* BEGIN *
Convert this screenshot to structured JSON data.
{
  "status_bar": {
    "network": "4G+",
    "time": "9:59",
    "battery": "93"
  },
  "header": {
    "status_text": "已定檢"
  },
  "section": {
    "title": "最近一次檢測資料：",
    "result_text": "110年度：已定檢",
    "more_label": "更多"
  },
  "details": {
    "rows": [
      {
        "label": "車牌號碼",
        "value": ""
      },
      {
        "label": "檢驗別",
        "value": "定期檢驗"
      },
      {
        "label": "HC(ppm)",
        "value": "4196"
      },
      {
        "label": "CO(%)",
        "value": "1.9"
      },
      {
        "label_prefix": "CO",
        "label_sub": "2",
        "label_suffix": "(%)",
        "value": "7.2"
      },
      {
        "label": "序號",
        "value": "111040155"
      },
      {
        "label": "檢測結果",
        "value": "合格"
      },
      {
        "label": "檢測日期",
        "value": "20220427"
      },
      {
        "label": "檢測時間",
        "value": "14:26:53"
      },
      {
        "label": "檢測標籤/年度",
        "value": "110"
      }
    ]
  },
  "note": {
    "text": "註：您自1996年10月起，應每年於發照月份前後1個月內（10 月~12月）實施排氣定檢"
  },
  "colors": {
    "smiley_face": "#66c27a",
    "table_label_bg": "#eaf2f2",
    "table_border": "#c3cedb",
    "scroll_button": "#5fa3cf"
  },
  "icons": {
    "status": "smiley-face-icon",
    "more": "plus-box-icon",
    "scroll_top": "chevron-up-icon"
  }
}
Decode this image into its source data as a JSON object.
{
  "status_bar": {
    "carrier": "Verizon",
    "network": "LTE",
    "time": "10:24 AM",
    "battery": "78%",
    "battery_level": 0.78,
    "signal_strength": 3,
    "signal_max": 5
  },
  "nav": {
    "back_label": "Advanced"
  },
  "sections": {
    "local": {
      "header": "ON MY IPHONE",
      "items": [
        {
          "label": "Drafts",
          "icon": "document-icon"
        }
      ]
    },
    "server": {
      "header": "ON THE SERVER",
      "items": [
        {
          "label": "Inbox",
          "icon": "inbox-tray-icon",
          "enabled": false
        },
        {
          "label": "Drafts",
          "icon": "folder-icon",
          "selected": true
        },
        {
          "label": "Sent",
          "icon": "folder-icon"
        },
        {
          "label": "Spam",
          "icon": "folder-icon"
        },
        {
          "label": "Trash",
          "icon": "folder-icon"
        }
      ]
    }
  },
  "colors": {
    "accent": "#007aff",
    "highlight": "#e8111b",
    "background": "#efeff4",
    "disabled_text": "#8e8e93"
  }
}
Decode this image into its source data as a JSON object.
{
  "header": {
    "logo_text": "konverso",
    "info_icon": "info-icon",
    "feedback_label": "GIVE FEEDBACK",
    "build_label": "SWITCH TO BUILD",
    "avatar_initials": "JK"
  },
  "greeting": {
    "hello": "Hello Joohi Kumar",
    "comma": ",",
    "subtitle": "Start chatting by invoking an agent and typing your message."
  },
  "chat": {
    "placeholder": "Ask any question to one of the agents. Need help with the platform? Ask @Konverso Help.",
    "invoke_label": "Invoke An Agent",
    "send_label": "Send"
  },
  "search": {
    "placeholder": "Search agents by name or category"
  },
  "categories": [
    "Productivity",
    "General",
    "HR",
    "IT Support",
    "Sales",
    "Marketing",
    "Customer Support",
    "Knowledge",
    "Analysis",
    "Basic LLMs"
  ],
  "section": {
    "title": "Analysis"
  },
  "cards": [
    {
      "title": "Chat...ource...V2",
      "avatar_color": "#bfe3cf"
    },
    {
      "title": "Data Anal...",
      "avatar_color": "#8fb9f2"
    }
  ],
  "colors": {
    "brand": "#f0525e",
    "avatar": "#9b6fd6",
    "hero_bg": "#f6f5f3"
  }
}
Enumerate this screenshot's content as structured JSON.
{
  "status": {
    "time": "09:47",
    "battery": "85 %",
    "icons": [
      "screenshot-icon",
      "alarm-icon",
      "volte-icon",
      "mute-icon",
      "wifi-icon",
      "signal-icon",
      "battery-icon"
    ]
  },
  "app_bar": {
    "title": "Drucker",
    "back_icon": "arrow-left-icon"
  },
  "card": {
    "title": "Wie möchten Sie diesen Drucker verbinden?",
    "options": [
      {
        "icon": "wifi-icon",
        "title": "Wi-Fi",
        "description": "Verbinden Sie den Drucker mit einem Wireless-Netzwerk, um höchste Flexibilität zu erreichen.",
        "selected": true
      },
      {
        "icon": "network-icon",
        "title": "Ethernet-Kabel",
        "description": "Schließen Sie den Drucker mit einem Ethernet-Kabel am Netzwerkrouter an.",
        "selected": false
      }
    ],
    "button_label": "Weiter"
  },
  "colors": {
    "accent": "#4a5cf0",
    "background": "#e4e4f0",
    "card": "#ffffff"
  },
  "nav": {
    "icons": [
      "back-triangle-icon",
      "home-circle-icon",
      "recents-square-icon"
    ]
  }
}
* END *
_Goal_
Go through the records above and copy every line with the word "structured".

_Expected answer_
Convert this screenshot to structured JSON data.
Enumerate this screenshot's content as structured JSON.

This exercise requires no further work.